(What this task involves) Everything in the listing should be restated word for word.

(Data records)
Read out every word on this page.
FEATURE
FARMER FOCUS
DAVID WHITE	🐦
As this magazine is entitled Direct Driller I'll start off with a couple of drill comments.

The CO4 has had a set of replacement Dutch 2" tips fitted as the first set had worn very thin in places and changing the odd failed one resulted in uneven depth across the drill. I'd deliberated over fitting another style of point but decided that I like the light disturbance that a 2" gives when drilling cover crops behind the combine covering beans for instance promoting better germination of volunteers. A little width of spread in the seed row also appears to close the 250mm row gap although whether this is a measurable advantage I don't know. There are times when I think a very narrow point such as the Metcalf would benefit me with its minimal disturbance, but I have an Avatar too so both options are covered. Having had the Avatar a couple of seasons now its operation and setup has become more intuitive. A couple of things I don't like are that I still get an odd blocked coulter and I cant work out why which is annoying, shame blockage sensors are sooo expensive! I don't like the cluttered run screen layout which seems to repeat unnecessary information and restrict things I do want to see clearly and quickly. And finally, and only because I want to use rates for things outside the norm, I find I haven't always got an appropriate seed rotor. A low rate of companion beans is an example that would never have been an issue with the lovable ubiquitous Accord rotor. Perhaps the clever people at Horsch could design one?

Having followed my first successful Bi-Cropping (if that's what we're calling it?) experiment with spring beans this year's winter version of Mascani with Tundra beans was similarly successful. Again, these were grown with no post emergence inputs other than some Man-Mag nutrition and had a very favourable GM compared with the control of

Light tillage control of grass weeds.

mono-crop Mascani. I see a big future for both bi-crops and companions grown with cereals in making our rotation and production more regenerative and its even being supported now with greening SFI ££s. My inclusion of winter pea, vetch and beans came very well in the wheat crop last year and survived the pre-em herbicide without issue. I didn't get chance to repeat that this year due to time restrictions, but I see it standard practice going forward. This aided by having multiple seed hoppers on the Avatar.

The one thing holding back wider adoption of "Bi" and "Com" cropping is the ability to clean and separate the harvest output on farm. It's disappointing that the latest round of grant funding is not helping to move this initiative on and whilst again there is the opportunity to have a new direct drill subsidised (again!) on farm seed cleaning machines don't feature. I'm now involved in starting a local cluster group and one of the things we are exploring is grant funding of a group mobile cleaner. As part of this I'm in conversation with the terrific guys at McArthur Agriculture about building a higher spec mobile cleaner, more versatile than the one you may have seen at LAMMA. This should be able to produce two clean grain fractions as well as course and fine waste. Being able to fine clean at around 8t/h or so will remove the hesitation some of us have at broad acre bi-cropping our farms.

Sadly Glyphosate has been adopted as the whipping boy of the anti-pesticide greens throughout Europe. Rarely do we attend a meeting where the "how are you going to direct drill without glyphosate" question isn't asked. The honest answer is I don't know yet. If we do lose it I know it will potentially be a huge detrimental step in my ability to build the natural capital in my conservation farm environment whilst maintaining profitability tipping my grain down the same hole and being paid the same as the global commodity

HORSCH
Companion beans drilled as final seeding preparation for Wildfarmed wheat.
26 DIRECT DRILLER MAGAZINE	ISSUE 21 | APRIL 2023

(Answer)
Read out every word on this page.
FEATURE
FARMER FOCUS
DAVID WHITE	🐦
As this magazine is entitled Direct Driller I'll start off with a couple of drill comments.

The CO4 has had a set of replacement Dutch 2" tips fitted as the first set had worn very thin in places and changing the odd failed one resulted in uneven depth across the drill. I'd deliberated over fitting another style of point but decided that I like the light disturbance that a 2" gives when drilling cover crops behind the combine covering beans for instance promoting better germination of volunteers. A little width of spread in the seed row also appears to close the 250mm row gap although whether this is a measurable advantage I don't know. There are times when I think a very narrow point such as the Metcalf would benefit me with its minimal disturbance, but I have an Avatar too so both options are covered. Having had the Avatar a couple of seasons now its operation and setup has become more intuitive. A couple of things I don't like are that I still get an odd blocked coulter and I cant work out why which is annoying, shame blockage sensors are sooo expensive! I don't like the cluttered run screen layout which seems to repeat unnecessary information and restrict things I do want to see clearly and quickly. And finally, and only because I want to use rates for things outside the norm, I find I haven't always got an appropriate seed rotor. A low rate of companion beans is an example that would never have been an issue with the lovable ubiquitous Accord rotor. Perhaps the clever people at Horsch could design one?

Having followed my first successful Bi-Cropping (if that's what we're calling it?) experiment with spring beans this year's winter version of Mascani with Tundra beans was similarly successful. Again, these were grown with no post emergence inputs other than some Man-Mag nutrition and had a very favourable GM compared with the control of

Light tillage control of grass weeds.

mono-crop Mascani. I see a big future for both bi-crops and companions grown with cereals in making our rotation and production more regenerative and its even being supported now with greening SFI ££s. My inclusion of winter pea, vetch and beans came very well in the wheat crop last year and survived the pre-em herbicide without issue. I didn't get chance to repeat that this year due to time restrictions, but I see it standard practice going forward. This aided by having multiple seed hoppers on the Avatar.

The one thing holding back wider adoption of "Bi" and "Com" cropping is the ability to clean and separate the harvest output on farm. It's disappointing that the latest round of grant funding is not helping to move this initiative on and whilst again there is the opportunity to have a new direct drill subsidised (again!) on farm seed cleaning machines don't feature. I'm now involved in starting a local cluster group and one of the things we are exploring is grant funding of a group mobile cleaner. As part of this I'm in conversation with the terrific guys at McArthur Agriculture about building a higher spec mobile cleaner, more versatile than the one you may have seen at LAMMA. This should be able to produce two clean grain fractions as well as course and fine waste. Being able to fine clean at around 8t/h or so will remove the hesitation some of us have at broad acre bi-cropping our farms.

Sadly Glyphosate has been adopted as the whipping boy of the anti-pesticide greens throughout Europe. Rarely do we attend a meeting where the "how are you going to direct drill without glyphosate" question isn't asked. The honest answer is I don't know yet. If we do lose it I know it will potentially be a huge detrimental step in my ability to build the natural capital in my conservation farm environment whilst maintaining profitability tipping my grain down the same hole and being paid the same as the global commodity

HORSCH
Companion beans drilled as final seeding preparation for Wildfarmed wheat.
26 DIRECT DRILLER MAGAZINE	ISSUE 21 | APRIL 2023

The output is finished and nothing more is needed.